* _DIRECTIONS FOR THIS TASK_
Rewrite the lines that open with the line containing "page-table-row xyxy=(28,495,356,512)" and close with the line containing "tlb-header-physical-page-number: Physical Page", putting "number-cell" wherever "decimal-cell" appears and leaving everything else unchanged.

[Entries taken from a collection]
· · ·

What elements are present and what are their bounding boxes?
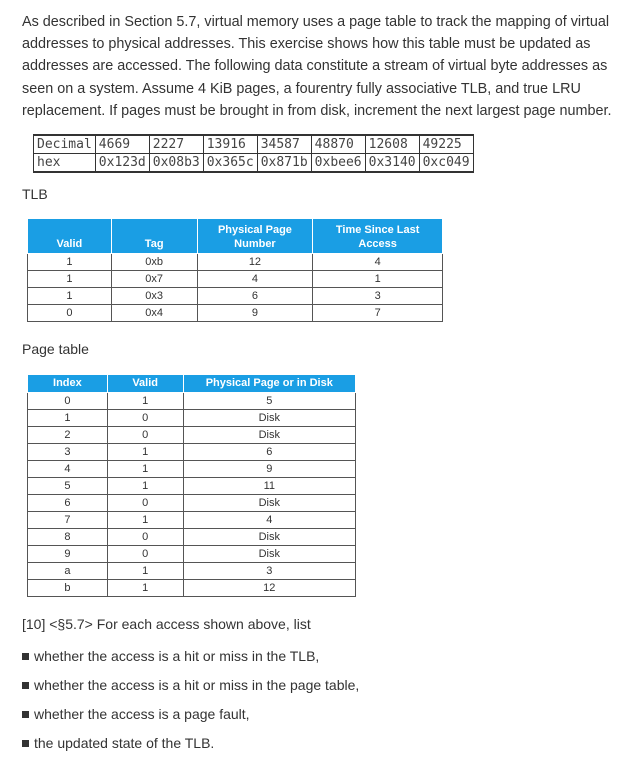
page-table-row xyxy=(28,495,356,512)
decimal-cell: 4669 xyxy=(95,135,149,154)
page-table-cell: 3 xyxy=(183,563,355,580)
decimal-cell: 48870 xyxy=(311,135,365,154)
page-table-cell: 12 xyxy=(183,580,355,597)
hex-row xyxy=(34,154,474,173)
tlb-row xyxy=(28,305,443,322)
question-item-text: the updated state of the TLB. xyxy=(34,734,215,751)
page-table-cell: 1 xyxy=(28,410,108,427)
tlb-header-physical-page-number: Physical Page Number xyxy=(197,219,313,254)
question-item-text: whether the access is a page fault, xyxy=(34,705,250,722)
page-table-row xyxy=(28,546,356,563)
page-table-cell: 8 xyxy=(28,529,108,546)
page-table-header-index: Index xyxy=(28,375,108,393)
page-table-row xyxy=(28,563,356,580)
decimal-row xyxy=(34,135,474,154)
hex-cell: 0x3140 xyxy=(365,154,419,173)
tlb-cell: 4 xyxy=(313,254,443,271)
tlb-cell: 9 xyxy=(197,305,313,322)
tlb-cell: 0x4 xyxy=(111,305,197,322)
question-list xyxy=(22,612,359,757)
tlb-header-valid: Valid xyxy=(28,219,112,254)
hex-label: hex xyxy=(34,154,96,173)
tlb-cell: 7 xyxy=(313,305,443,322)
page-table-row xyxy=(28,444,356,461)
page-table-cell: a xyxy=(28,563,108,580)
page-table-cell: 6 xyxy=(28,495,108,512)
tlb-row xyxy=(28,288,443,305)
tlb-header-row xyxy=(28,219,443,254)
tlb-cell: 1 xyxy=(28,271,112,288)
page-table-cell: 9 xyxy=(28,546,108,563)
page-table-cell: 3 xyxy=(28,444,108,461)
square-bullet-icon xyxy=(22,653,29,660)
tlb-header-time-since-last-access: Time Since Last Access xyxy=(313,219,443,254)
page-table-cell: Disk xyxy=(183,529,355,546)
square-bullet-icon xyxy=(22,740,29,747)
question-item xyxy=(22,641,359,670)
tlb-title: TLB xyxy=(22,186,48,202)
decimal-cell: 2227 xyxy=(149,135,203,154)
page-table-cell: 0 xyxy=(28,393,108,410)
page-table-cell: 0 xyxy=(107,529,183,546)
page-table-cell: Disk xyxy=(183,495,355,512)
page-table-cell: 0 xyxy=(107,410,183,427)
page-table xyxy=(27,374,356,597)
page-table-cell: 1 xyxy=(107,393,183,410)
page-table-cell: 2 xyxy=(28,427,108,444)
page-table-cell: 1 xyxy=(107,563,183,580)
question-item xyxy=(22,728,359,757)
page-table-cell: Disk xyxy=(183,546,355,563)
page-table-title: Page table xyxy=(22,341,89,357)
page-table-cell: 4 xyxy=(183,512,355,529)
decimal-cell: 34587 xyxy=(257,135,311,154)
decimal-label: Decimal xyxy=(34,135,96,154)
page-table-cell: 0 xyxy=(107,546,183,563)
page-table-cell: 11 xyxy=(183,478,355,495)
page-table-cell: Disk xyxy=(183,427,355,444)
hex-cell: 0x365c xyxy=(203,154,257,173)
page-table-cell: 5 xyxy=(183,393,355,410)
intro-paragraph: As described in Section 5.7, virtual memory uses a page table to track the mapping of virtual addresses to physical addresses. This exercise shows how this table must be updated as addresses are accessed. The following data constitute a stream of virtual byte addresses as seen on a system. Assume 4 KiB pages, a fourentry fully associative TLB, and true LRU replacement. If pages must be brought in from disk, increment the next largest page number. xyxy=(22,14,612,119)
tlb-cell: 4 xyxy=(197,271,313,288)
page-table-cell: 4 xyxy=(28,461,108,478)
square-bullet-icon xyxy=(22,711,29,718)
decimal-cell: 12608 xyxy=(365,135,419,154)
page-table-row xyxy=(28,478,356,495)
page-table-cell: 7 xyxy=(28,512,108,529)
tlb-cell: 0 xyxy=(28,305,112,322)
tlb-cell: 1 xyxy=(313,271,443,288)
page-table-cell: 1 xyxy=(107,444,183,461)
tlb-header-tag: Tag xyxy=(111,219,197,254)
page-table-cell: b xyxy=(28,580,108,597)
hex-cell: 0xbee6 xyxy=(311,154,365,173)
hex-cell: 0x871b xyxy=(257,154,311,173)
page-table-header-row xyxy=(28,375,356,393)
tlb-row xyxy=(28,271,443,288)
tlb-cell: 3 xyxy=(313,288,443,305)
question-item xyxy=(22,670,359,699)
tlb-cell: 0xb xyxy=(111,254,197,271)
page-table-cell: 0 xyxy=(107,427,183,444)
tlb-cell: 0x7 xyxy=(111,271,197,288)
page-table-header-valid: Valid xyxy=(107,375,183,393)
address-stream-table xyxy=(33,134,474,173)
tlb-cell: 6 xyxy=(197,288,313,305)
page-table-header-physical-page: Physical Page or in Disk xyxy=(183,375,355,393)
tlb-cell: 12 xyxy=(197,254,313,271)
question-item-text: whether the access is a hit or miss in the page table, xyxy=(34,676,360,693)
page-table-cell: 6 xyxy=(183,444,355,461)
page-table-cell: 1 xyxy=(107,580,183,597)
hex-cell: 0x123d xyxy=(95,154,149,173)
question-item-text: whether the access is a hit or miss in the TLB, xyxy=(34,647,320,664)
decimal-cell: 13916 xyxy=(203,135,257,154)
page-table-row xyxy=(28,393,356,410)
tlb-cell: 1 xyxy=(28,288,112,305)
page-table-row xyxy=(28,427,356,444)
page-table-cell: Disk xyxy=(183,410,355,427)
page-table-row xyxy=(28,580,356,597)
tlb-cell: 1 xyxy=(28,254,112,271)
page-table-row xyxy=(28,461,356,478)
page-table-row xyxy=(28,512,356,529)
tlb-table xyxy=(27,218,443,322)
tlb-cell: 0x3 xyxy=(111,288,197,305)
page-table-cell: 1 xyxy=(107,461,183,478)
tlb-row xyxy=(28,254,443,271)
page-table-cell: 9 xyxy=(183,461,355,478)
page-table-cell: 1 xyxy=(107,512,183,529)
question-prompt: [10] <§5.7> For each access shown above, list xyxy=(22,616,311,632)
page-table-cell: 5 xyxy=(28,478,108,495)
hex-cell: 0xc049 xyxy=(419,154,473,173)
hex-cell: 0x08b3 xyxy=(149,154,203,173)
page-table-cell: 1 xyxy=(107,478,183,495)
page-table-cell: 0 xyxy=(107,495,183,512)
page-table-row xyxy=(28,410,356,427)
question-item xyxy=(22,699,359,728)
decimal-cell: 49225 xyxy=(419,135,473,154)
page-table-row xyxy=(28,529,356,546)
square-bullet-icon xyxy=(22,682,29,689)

· · ·

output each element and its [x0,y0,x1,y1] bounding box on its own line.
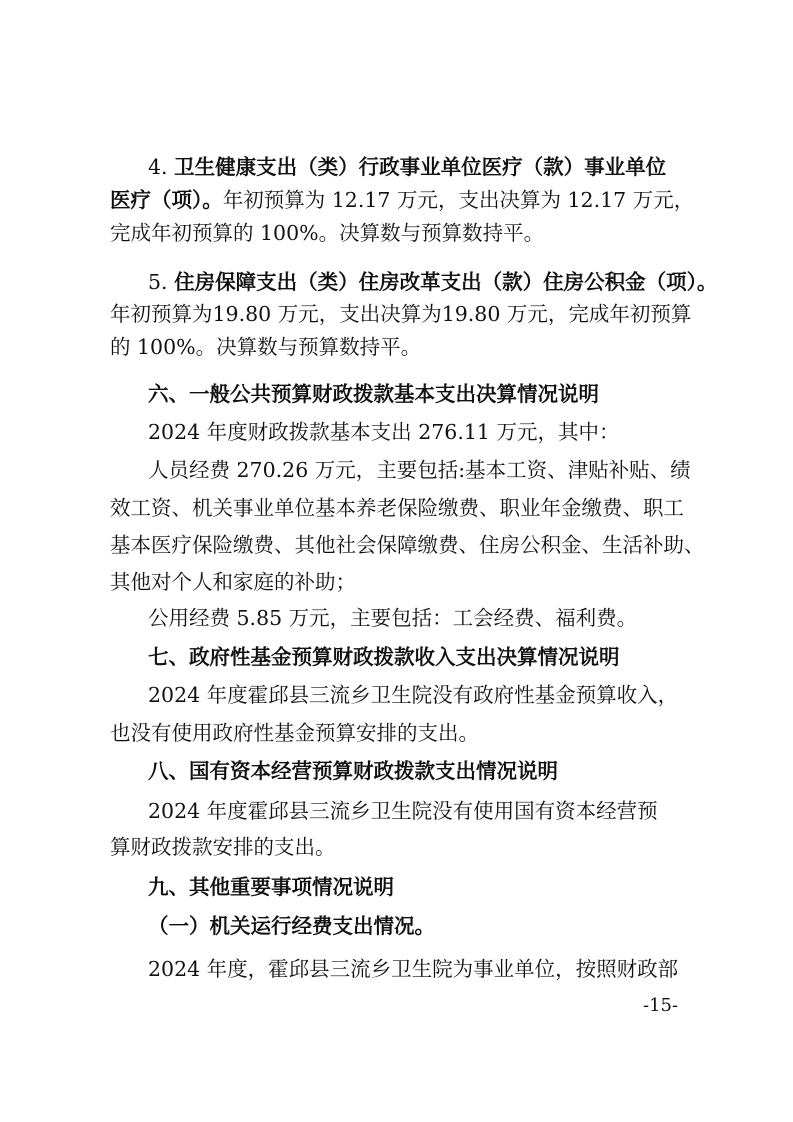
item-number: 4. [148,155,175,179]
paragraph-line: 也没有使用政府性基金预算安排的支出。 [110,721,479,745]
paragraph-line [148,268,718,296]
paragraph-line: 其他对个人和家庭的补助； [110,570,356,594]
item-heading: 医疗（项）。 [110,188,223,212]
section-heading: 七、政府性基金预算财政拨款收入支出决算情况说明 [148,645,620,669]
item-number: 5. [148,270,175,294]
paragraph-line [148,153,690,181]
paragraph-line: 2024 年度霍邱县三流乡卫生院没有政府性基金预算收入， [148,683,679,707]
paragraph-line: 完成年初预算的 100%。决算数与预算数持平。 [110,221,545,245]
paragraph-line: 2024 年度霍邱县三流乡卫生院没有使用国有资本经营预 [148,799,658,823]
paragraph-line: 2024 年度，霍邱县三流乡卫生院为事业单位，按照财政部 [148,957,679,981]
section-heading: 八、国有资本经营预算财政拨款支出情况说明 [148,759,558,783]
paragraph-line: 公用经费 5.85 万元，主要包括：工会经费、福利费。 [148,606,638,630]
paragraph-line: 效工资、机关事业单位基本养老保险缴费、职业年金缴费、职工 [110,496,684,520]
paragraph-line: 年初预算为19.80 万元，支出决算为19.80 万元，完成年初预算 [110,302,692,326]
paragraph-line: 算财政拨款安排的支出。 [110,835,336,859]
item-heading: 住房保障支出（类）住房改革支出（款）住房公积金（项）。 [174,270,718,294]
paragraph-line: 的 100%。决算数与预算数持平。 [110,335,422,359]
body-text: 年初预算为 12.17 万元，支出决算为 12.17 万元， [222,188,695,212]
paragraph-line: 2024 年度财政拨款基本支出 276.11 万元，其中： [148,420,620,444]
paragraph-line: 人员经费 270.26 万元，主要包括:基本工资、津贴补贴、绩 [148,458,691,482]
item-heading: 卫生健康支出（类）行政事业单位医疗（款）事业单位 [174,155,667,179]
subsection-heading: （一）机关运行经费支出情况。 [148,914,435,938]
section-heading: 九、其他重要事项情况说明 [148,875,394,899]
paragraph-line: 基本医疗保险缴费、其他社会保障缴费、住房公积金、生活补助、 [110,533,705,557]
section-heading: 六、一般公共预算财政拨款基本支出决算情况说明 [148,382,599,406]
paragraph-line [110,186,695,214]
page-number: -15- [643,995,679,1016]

· · ·

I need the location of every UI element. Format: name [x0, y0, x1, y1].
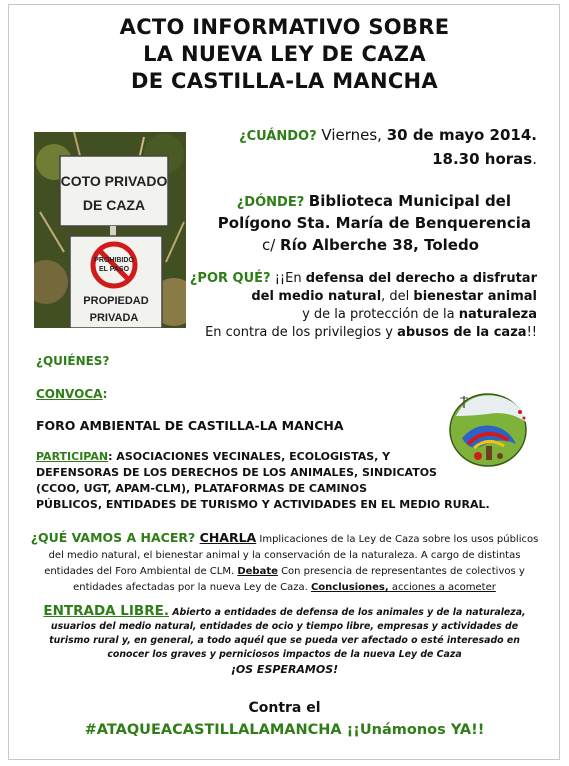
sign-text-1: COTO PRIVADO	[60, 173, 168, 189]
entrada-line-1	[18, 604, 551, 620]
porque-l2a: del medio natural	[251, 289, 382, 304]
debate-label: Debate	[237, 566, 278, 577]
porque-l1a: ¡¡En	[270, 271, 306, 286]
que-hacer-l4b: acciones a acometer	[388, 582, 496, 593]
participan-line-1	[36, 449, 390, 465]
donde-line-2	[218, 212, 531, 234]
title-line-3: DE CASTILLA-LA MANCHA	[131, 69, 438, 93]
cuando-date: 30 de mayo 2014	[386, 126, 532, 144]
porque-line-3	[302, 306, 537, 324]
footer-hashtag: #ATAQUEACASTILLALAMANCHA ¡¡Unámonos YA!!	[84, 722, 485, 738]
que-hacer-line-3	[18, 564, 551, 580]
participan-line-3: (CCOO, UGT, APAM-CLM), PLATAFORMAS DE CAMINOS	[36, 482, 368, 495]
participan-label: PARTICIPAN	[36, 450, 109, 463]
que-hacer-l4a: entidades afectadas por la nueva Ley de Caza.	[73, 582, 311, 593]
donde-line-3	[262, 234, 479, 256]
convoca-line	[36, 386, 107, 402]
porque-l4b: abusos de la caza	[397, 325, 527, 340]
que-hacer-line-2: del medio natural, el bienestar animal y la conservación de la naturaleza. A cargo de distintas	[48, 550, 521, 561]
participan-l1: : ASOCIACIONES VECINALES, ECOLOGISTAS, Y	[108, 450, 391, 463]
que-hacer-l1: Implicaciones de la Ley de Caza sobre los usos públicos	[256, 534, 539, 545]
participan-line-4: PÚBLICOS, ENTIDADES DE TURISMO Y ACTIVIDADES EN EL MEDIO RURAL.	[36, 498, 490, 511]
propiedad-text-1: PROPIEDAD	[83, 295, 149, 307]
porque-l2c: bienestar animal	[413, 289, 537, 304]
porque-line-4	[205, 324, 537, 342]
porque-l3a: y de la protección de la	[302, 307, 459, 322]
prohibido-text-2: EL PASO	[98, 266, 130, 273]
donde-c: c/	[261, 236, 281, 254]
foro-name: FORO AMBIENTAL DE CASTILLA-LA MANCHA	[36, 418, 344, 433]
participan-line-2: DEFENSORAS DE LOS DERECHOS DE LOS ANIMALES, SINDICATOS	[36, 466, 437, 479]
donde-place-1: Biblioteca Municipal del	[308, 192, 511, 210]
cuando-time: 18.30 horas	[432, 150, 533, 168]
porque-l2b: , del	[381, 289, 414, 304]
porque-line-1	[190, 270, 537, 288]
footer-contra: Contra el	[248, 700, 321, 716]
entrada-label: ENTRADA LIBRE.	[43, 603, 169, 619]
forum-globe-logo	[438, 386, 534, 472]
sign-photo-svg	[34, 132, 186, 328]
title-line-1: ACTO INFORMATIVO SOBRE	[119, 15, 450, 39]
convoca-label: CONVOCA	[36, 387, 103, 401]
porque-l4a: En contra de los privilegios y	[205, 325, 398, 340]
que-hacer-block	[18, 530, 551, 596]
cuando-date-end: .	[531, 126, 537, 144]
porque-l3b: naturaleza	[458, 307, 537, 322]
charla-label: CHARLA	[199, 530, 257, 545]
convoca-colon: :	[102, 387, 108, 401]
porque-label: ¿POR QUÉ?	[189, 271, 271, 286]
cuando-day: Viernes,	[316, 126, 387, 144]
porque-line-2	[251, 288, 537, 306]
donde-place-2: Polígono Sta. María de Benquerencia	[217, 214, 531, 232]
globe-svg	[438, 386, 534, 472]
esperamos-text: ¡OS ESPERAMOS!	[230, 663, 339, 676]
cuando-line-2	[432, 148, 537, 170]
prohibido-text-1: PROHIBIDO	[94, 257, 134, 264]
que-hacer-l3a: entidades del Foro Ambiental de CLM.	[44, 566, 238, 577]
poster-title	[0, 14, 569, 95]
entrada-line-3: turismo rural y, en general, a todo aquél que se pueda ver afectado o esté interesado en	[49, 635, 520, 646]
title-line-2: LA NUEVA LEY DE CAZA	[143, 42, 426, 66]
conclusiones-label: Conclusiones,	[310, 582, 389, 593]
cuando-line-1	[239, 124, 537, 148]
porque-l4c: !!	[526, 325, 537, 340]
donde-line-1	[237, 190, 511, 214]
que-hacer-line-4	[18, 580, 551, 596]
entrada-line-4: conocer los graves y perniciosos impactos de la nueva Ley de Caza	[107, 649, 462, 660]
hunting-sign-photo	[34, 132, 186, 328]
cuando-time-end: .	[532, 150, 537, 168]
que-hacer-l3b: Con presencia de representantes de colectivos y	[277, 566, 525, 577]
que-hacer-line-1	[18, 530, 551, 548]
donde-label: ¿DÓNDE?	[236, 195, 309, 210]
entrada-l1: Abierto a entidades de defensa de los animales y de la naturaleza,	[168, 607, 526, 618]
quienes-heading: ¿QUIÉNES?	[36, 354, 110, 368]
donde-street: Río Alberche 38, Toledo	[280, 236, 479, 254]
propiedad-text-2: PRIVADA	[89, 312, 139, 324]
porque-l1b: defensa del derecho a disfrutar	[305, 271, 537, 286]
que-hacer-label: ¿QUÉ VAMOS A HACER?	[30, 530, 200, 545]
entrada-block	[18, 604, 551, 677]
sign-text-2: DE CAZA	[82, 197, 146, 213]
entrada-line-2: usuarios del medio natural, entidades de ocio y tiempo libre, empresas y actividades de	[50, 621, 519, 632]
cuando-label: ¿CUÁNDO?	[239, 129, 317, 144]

· · ·

* _COMPLETE RESPONSE_
page-table-row xyxy=(28,495,356,512)
number-cell: 4669 xyxy=(95,135,149,154)
page-table-cell: 3 xyxy=(183,563,355,580)
number-cell: 48870 xyxy=(311,135,365,154)
page-table-cell: 12 xyxy=(183,580,355,597)
hex-row xyxy=(34,154,474,173)
tlb-row xyxy=(28,305,443,322)
question-item-text: the updated state of the TLB. xyxy=(34,734,215,751)
page-table-cell: 1 xyxy=(28,410,108,427)
tlb-header-physical-page-number: Physical Page Number xyxy=(197,219,313,254)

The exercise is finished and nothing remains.